--- Information supplied ---

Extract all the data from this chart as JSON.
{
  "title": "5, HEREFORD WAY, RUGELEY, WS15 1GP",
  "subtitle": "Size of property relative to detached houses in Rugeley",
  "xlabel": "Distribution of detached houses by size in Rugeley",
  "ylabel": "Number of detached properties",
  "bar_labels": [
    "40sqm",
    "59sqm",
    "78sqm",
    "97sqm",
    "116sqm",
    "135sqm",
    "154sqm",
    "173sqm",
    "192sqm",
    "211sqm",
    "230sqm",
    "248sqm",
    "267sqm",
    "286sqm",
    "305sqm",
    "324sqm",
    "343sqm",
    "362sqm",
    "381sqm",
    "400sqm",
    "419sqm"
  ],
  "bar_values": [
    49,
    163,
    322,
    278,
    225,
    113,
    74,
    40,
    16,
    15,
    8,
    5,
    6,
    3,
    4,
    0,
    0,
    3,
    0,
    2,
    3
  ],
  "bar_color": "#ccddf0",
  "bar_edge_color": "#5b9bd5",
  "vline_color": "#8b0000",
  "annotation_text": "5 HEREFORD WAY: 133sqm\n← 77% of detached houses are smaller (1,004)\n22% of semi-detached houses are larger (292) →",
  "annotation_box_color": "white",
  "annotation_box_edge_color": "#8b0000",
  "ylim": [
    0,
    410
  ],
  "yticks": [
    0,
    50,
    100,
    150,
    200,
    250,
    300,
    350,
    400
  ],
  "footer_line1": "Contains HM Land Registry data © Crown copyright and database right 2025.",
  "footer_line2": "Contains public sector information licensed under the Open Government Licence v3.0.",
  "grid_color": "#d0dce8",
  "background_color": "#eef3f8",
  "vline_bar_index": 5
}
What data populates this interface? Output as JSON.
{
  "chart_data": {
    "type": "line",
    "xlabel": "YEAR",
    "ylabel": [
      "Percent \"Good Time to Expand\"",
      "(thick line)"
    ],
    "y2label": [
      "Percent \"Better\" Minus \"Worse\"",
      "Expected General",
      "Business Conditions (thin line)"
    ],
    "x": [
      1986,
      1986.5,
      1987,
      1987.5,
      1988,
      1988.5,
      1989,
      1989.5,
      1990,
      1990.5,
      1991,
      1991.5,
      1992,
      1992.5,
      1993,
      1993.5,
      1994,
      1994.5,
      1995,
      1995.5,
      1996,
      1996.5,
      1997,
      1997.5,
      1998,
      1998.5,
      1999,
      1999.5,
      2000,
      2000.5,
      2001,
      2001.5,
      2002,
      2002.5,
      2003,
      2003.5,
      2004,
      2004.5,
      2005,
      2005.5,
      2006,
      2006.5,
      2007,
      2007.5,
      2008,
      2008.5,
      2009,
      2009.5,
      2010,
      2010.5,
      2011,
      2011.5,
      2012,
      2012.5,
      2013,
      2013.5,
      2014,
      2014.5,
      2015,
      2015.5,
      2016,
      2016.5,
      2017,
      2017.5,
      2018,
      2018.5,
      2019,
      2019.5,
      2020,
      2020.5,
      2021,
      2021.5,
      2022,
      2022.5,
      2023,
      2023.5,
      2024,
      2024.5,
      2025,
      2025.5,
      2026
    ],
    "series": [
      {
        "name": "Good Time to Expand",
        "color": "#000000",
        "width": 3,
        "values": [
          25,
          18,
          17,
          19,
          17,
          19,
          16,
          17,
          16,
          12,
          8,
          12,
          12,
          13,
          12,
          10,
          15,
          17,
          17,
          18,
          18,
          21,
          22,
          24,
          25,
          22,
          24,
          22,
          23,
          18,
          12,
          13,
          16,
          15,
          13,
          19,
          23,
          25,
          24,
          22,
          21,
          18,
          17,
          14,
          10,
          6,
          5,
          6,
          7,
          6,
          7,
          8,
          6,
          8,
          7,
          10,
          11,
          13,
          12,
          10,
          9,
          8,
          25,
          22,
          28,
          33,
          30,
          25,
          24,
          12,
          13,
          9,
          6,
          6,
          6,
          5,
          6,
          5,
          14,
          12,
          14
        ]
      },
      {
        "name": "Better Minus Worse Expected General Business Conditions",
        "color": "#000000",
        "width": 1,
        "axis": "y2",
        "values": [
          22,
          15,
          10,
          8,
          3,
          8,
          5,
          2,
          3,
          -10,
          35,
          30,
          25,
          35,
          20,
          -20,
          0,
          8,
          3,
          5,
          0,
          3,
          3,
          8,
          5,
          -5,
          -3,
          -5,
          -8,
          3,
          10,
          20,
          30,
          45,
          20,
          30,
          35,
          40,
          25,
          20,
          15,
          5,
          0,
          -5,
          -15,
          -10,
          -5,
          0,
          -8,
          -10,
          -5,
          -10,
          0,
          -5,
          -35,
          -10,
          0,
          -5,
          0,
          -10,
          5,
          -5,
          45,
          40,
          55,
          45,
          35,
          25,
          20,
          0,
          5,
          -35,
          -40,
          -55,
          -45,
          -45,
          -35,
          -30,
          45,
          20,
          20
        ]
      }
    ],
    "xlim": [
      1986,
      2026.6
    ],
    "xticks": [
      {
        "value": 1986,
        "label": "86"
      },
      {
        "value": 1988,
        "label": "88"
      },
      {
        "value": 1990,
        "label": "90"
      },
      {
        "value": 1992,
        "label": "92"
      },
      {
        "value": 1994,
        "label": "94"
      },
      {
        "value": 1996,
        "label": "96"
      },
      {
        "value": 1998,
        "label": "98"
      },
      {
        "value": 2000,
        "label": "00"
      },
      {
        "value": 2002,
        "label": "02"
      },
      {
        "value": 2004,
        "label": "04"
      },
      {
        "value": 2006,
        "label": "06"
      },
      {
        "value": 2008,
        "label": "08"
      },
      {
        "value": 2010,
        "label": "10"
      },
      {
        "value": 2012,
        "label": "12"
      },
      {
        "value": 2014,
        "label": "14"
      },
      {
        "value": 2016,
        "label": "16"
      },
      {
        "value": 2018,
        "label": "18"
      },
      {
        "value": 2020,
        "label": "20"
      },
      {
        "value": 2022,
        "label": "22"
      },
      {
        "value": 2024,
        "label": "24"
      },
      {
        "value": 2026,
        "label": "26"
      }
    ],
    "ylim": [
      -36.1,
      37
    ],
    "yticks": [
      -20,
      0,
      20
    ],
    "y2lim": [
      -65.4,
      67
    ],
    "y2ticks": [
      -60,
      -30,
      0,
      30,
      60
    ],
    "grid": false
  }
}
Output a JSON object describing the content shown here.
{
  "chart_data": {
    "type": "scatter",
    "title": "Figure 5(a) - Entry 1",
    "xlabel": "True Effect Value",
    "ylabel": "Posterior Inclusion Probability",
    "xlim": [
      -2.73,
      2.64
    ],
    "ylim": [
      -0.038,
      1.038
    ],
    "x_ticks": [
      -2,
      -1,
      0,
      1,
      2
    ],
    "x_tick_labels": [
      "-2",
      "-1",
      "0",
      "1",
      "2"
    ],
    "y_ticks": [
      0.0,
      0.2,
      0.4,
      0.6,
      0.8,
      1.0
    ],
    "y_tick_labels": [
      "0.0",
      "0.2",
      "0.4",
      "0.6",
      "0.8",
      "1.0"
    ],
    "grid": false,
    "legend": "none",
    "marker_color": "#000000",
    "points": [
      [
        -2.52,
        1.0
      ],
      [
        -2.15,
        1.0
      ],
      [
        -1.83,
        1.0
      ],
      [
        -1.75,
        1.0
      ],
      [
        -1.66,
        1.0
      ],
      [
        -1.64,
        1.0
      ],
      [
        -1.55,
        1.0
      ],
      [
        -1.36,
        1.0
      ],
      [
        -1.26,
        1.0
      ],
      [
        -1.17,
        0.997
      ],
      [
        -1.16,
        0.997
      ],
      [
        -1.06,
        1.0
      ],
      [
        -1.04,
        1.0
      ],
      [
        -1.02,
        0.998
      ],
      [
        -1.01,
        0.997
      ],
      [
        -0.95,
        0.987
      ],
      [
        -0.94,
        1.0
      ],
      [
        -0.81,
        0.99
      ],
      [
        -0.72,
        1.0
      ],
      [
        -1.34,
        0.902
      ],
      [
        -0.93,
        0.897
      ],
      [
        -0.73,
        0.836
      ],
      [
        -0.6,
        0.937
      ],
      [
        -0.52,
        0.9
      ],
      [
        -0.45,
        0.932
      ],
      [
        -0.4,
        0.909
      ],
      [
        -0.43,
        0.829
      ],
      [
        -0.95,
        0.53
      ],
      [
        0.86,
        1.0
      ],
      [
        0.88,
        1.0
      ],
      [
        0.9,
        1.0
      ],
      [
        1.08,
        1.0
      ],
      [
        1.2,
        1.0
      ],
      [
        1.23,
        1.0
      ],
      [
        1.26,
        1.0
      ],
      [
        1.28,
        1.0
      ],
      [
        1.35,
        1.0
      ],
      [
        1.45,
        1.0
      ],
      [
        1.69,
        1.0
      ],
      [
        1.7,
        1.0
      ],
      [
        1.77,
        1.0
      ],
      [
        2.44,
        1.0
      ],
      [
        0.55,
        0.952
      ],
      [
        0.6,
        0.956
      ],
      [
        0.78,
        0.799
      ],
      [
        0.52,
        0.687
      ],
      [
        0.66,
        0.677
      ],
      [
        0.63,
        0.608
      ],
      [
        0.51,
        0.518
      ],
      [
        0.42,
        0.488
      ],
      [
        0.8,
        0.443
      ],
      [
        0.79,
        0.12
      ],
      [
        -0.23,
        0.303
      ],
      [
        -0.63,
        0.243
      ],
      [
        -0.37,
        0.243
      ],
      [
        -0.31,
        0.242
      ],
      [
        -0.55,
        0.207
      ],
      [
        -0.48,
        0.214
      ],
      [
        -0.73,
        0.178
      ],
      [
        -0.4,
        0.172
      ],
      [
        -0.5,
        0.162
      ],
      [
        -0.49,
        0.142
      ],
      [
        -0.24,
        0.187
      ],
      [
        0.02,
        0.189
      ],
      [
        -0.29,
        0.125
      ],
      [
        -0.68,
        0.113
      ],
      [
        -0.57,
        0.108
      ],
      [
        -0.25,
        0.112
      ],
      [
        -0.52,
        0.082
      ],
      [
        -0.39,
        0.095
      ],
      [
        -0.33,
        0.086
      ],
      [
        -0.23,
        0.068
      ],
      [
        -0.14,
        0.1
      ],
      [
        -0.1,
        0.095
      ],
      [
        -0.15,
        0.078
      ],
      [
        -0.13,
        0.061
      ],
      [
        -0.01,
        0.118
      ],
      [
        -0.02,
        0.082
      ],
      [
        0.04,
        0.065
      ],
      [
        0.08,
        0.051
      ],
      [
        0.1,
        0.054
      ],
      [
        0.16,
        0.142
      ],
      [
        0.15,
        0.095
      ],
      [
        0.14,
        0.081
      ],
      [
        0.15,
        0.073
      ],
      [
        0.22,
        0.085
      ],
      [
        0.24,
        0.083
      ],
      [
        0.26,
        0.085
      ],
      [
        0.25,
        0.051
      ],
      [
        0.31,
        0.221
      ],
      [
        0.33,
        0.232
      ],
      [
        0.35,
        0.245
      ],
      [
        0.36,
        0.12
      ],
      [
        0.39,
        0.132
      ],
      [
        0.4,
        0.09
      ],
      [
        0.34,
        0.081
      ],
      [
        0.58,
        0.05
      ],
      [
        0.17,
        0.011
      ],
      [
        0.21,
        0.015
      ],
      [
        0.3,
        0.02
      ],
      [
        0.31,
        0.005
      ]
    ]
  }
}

---

Aim of the task
Copy all lines from the data that hold the word "Better".

Task solution
      "Percent \"Better\" Minus \"Worse\"",
        "name": "Better Minus Worse Expected General Business Conditions",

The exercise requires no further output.